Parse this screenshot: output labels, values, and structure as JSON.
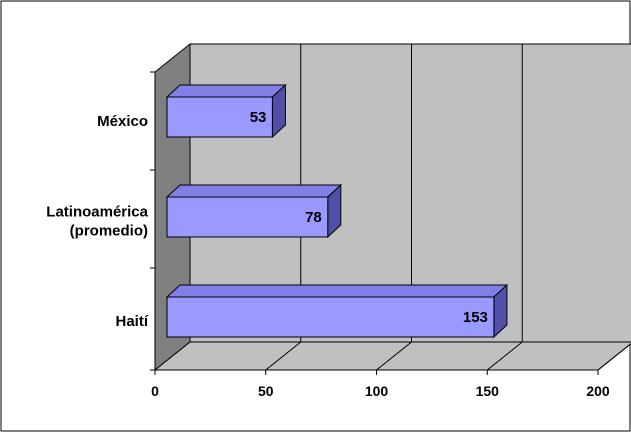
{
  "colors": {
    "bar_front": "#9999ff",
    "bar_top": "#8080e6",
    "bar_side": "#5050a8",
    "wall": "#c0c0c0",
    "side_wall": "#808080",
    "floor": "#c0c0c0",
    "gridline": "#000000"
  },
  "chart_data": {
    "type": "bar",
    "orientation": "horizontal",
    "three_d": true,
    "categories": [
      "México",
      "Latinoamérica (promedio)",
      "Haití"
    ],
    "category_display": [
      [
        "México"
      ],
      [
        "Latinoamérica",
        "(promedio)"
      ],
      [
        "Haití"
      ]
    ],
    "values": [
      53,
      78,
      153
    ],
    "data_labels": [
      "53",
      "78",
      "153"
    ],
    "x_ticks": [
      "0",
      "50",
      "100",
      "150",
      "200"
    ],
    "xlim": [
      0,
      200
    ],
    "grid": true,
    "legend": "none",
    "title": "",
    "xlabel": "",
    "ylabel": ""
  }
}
________________________
**Task description:** Transcribe the records above exactly, omitting every picture they contain.

**The response:**
Parse this screenshot: output labels, values, and structure as JSON.
{
  "colors": {
    "bar_front": "#9999ff",
    "bar_top": "#8080e6",
    "bar_side": "#5050a8",
    "wall": "#c0c0c0",
    "side_wall": "#808080",
    "floor": "#c0c0c0",
    "gridline": "#000000"
  },
  "chart_data": {
    "type": "bar",
    "orientation": "horizontal",
    "three_d": true,
    "categories": [
      "México",
      "Latinoamérica (promedio)",
      "Haití"
    ],
    "category_display": [
      [
        "México"
      ],
      [
        "Latinoamérica",
        "(promedio)"
      ],
      [
        "Haití"
      ]
    ],
    "values": [
      53,
      78,
      153
    ],
    "data_labels": [
      "53",
      "78",
      "153"
    ],
    "x_ticks": [
      "0",
      "50",
      "100",
      "150",
      "200"
    ],
    "xlim": [
      0,
      200
    ],
    "grid": true,
    "legend": "none",
    "title": "",
    "xlabel": "",
    "ylabel": ""
  }
}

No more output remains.